### RECORDS TO PROCESS
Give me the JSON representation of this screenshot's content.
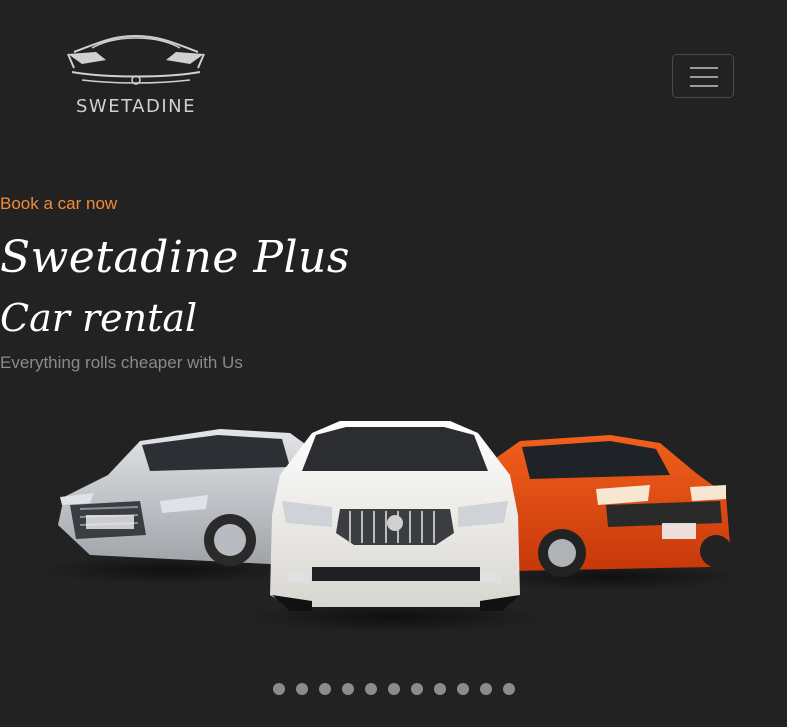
{
  "brand": {
    "name": "SWETADINE"
  },
  "header": {
    "menu_icon": "hamburger-icon"
  },
  "hero": {
    "eyebrow": "Book a car now",
    "title": "Swetadine Plus",
    "subtitle": "Car rental",
    "tagline": "Everything rolls cheaper with Us",
    "image": {
      "description_icon": "cars-illustration",
      "car_colors": [
        "#c7c9cc",
        "#f1f0ec",
        "#e0460f"
      ]
    }
  },
  "carousel": {
    "slide_count": 11,
    "active_index": 0
  },
  "colors": {
    "background": "#222222",
    "accent": "#f28c38"
  }
}
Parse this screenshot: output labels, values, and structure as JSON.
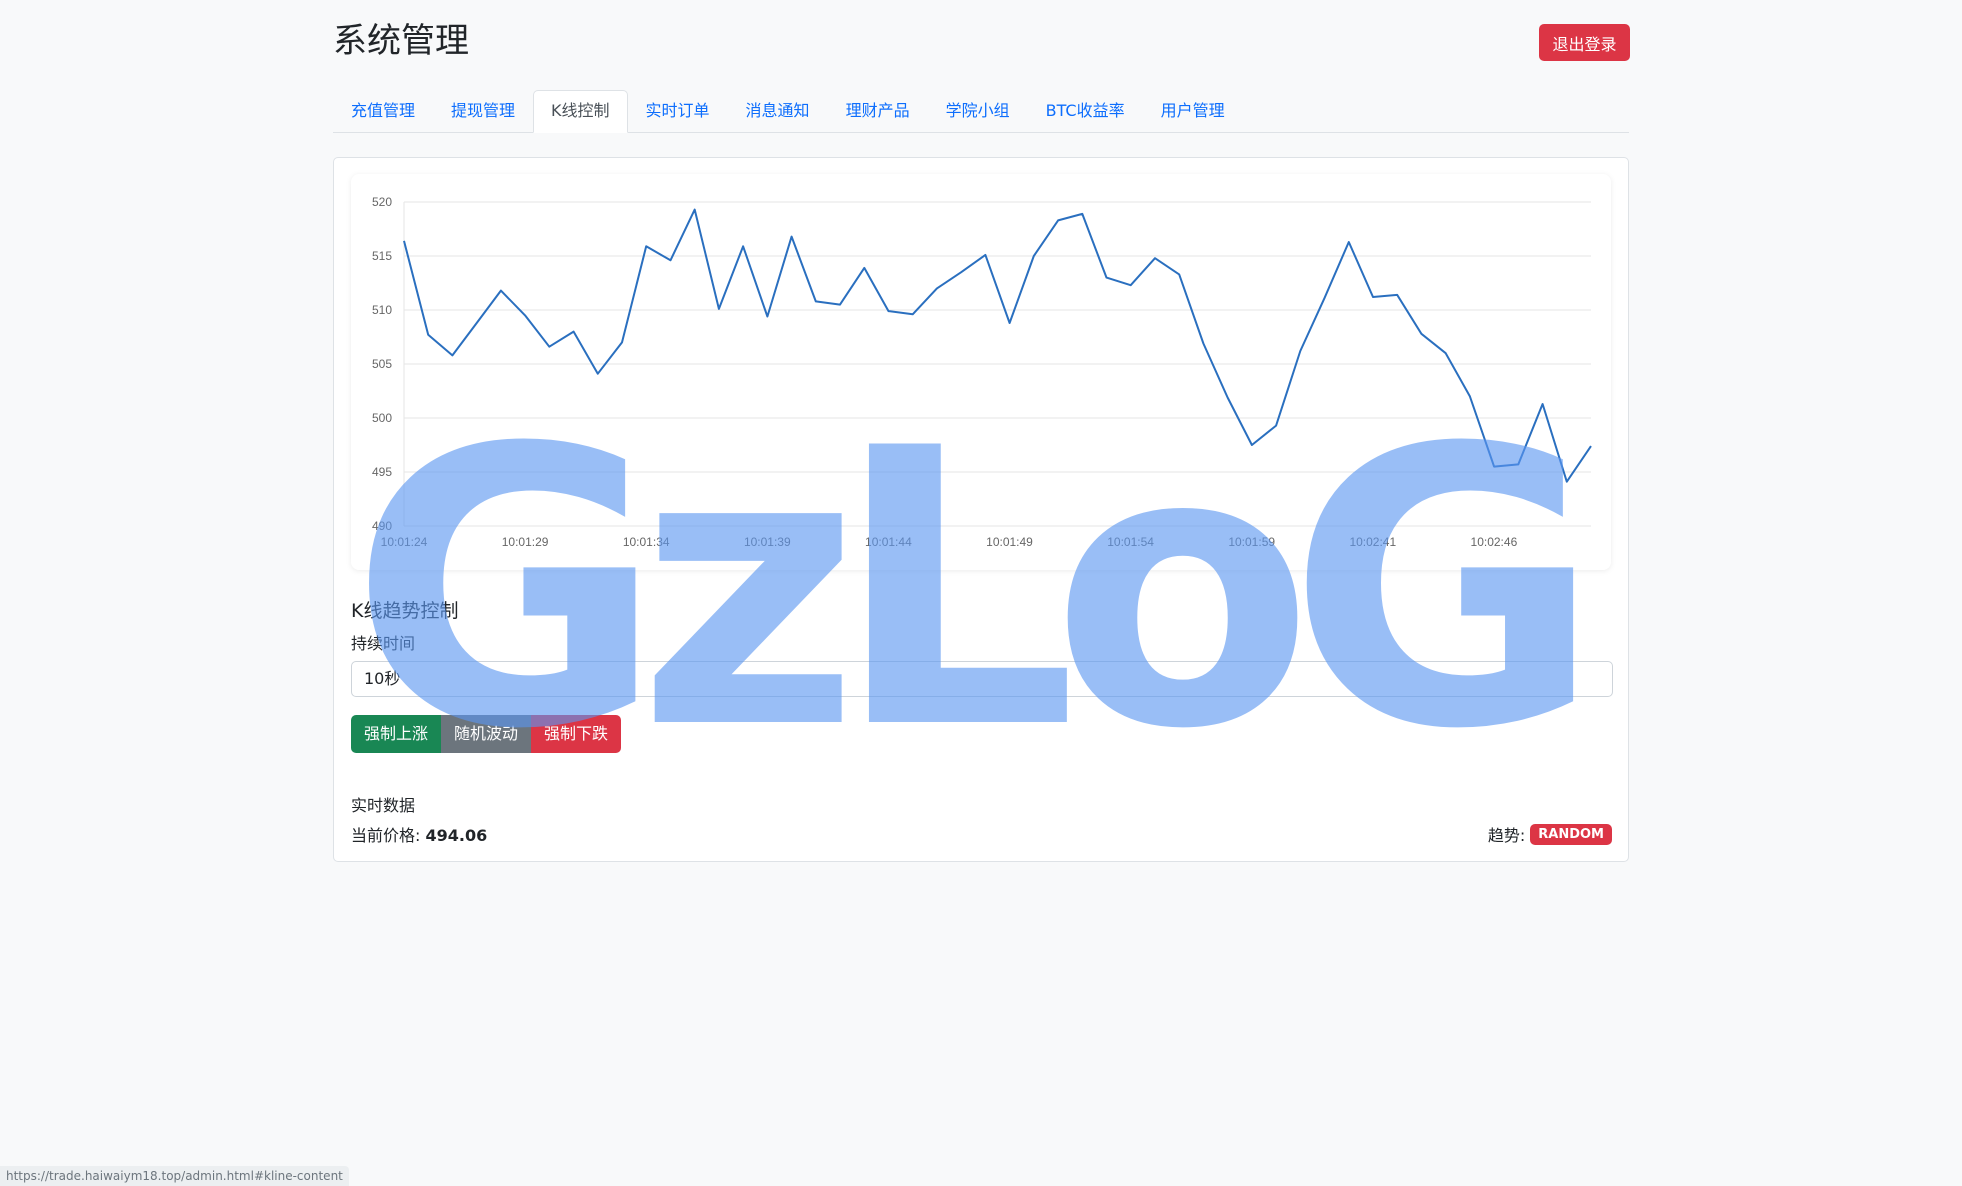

### WRITTEN EXERCISE
Without the images, write out each line of the data verbatim.

### RESULT FOR THIS EXERCISE
Give me the JSON representation of this screenshot's content.
{
  "brand": {
    "name": "SWETADINE"
  },
  "header": {
    "menu_icon": "hamburger-icon"
  },
  "hero": {
    "eyebrow": "Book a car now",
    "title": "Swetadine Plus",
    "subtitle": "Car rental",
    "tagline": "Everything rolls cheaper with Us",
    "image": {
      "description_icon": "cars-illustration",
      "car_colors": [
        "#c7c9cc",
        "#f1f0ec",
        "#e0460f"
      ]
    }
  },
  "carousel": {
    "slide_count": 11,
    "active_index": 0
  },
  "colors": {
    "background": "#222222",
    "accent": "#f28c38"
  }
}
Parse this screenshot: output labels, values, and structure as JSON.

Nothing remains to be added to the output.